Data excerpts:

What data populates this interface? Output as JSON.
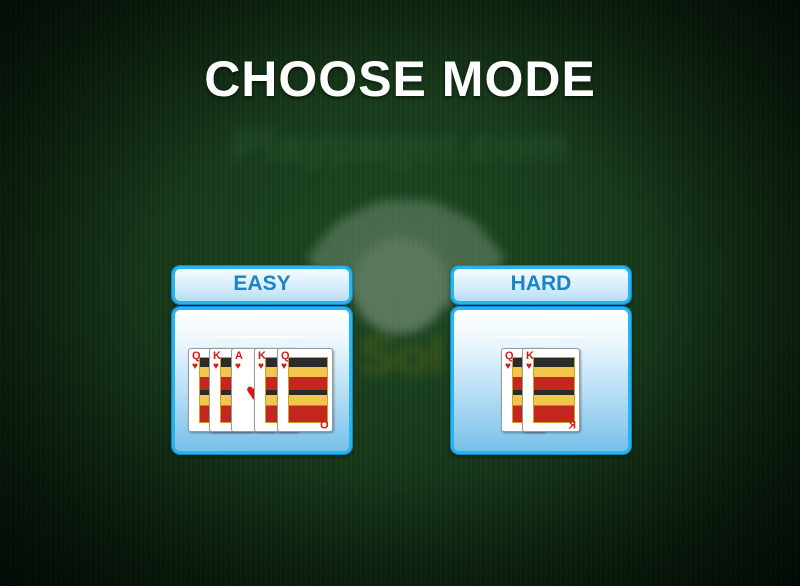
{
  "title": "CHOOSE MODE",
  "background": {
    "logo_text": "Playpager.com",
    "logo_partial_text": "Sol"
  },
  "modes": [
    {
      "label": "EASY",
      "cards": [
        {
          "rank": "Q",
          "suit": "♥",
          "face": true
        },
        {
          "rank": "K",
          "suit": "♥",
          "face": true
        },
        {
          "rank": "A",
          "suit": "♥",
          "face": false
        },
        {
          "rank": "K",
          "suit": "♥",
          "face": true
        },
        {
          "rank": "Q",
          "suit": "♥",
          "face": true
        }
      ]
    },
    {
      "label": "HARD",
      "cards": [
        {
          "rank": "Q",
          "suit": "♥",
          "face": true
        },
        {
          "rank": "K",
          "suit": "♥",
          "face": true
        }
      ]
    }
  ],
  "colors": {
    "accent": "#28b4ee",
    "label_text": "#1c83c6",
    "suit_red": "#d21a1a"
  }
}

==

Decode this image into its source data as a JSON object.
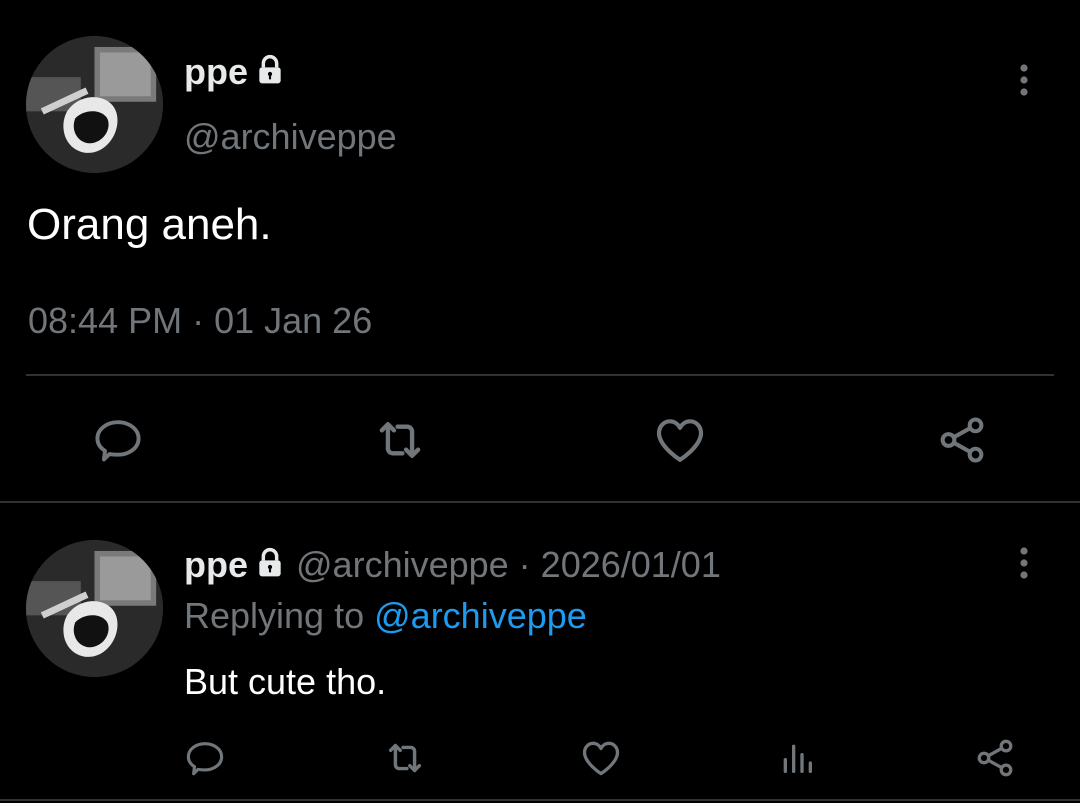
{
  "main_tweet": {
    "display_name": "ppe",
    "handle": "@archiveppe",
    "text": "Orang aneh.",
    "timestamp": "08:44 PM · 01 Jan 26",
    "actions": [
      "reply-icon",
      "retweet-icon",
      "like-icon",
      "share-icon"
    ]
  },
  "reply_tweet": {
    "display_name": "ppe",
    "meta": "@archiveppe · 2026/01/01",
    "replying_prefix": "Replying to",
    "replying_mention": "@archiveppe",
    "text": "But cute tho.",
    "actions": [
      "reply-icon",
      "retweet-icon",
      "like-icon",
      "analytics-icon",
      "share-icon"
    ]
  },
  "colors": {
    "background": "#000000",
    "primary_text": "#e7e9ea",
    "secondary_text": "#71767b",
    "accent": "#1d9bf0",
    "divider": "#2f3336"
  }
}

What to produce = From the data, list each line in which the string "this" appears.

Solution below =
What data populates this interface? Output as JSON.
Decode this image into its source data as a JSON object.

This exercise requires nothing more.